** start **
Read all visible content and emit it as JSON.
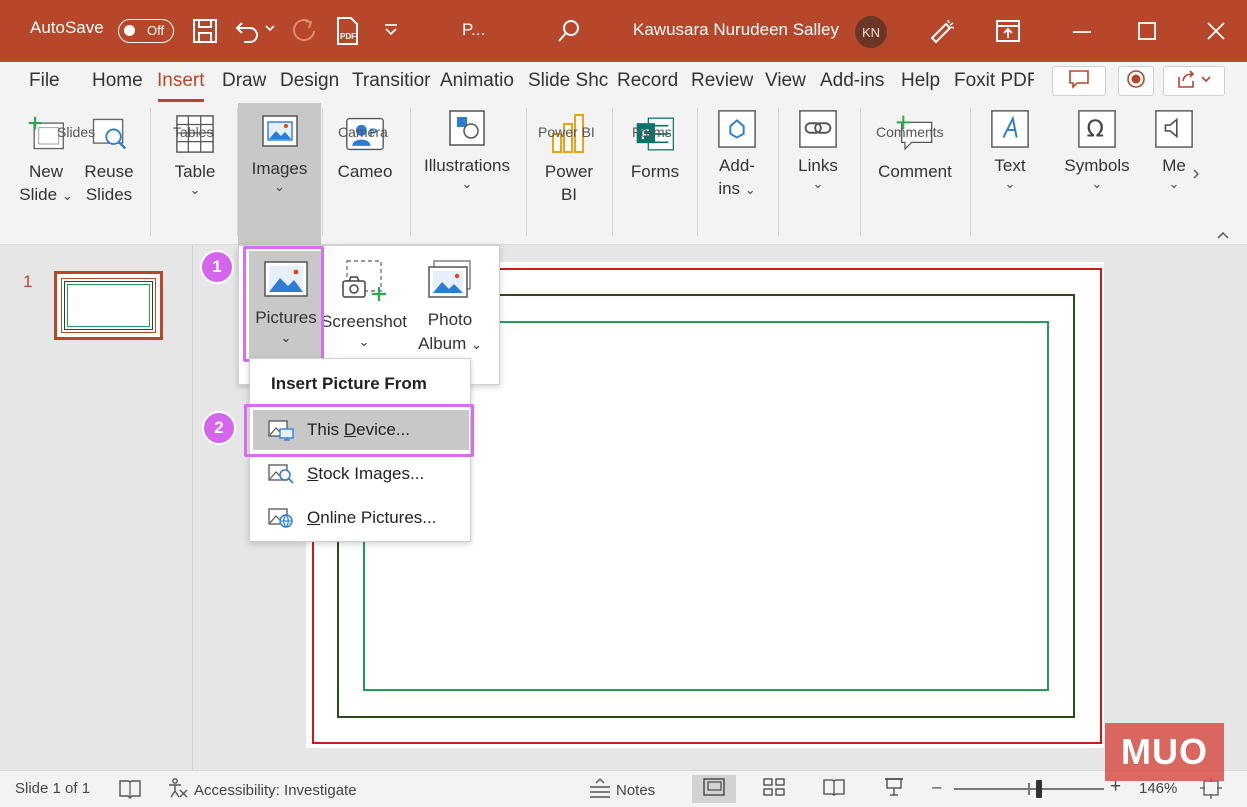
{
  "titlebar": {
    "autosave_label": "AutoSave",
    "autosave_state": "Off",
    "doc_title": "P...",
    "user_name": "Kawusara Nurudeen Salley",
    "avatar_initials": "KN",
    "bg_color": "#b7472a"
  },
  "tabs": {
    "items": [
      "File",
      "Home",
      "Insert",
      "Draw",
      "Design",
      "Transitior",
      "Animatio",
      "Slide Shc",
      "Record",
      "Review",
      "View",
      "Add-ins",
      "Help",
      "Foxit PDF"
    ],
    "active": "Insert"
  },
  "ribbon": {
    "new_slide": [
      "New",
      "Slide"
    ],
    "reuse_slides": [
      "Reuse",
      "Slides"
    ],
    "table": "Table",
    "images": "Images",
    "cameo": "Cameo",
    "illustrations": "Illustrations",
    "power_bi": [
      "Power",
      "BI"
    ],
    "forms": "Forms",
    "add_ins": [
      "Add-",
      "ins"
    ],
    "links": "Links",
    "comment": "Comment",
    "text": "Text",
    "symbols": "Symbols",
    "media": "Me",
    "groups": {
      "slides": "Slides",
      "tables": "Tables",
      "camera": "Camera",
      "power_bi": "Power BI",
      "forms": "Forms",
      "comments": "Comments"
    }
  },
  "images_dropdown": {
    "pictures": "Pictures",
    "screenshot": "Screenshot",
    "photo_album": [
      "Photo",
      "Album"
    ]
  },
  "picture_menu": {
    "header": "Insert Picture From",
    "this_device": {
      "accel": "D",
      "pre": "This ",
      "post": "evice..."
    },
    "stock_images": {
      "accel": "S",
      "post": "tock Images..."
    },
    "online_pictures": {
      "accel": "O",
      "post": "nline Pictures..."
    }
  },
  "steps": [
    "1",
    "2"
  ],
  "thumbnails": {
    "slide_number": "1"
  },
  "statusbar": {
    "slide_info": "Slide 1 of 1",
    "accessibility": "Accessibility: Investigate",
    "notes": "Notes",
    "zoom_minus": "–",
    "zoom_plus": "+",
    "zoom": "146%"
  },
  "watermark": "MUO",
  "colors": {
    "accent": "#b7472a",
    "highlight": "#d86df0",
    "frame_red": "#d11919",
    "frame_dark_green": "#2d4a1e",
    "frame_green": "#1f9e5a"
  }
}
** end **
* _TO DO_: Reproduce every line of the material precisely, omitting its pictures.

* _SOLUTION TO THE PROBLEM_:
Read all visible content and emit it as JSON.
{
  "titlebar": {
    "autosave_label": "AutoSave",
    "autosave_state": "Off",
    "doc_title": "P...",
    "user_name": "Kawusara Nurudeen Salley",
    "avatar_initials": "KN",
    "bg_color": "#b7472a"
  },
  "tabs": {
    "items": [
      "File",
      "Home",
      "Insert",
      "Draw",
      "Design",
      "Transitior",
      "Animatio",
      "Slide Shc",
      "Record",
      "Review",
      "View",
      "Add-ins",
      "Help",
      "Foxit PDF"
    ],
    "active": "Insert"
  },
  "ribbon": {
    "new_slide": [
      "New",
      "Slide"
    ],
    "reuse_slides": [
      "Reuse",
      "Slides"
    ],
    "table": "Table",
    "images": "Images",
    "cameo": "Cameo",
    "illustrations": "Illustrations",
    "power_bi": [
      "Power",
      "BI"
    ],
    "forms": "Forms",
    "add_ins": [
      "Add-",
      "ins"
    ],
    "links": "Links",
    "comment": "Comment",
    "text": "Text",
    "symbols": "Symbols",
    "media": "Me",
    "groups": {
      "slides": "Slides",
      "tables": "Tables",
      "camera": "Camera",
      "power_bi": "Power BI",
      "forms": "Forms",
      "comments": "Comments"
    }
  },
  "images_dropdown": {
    "pictures": "Pictures",
    "screenshot": "Screenshot",
    "photo_album": [
      "Photo",
      "Album"
    ]
  },
  "picture_menu": {
    "header": "Insert Picture From",
    "this_device": {
      "accel": "D",
      "pre": "This ",
      "post": "evice..."
    },
    "stock_images": {
      "accel": "S",
      "post": "tock Images..."
    },
    "online_pictures": {
      "accel": "O",
      "post": "nline Pictures..."
    }
  },
  "steps": [
    "1",
    "2"
  ],
  "thumbnails": {
    "slide_number": "1"
  },
  "statusbar": {
    "slide_info": "Slide 1 of 1",
    "accessibility": "Accessibility: Investigate",
    "notes": "Notes",
    "zoom_minus": "–",
    "zoom_plus": "+",
    "zoom": "146%"
  },
  "watermark": "MUO",
  "colors": {
    "accent": "#b7472a",
    "highlight": "#d86df0",
    "frame_red": "#d11919",
    "frame_dark_green": "#2d4a1e",
    "frame_green": "#1f9e5a"
  }
}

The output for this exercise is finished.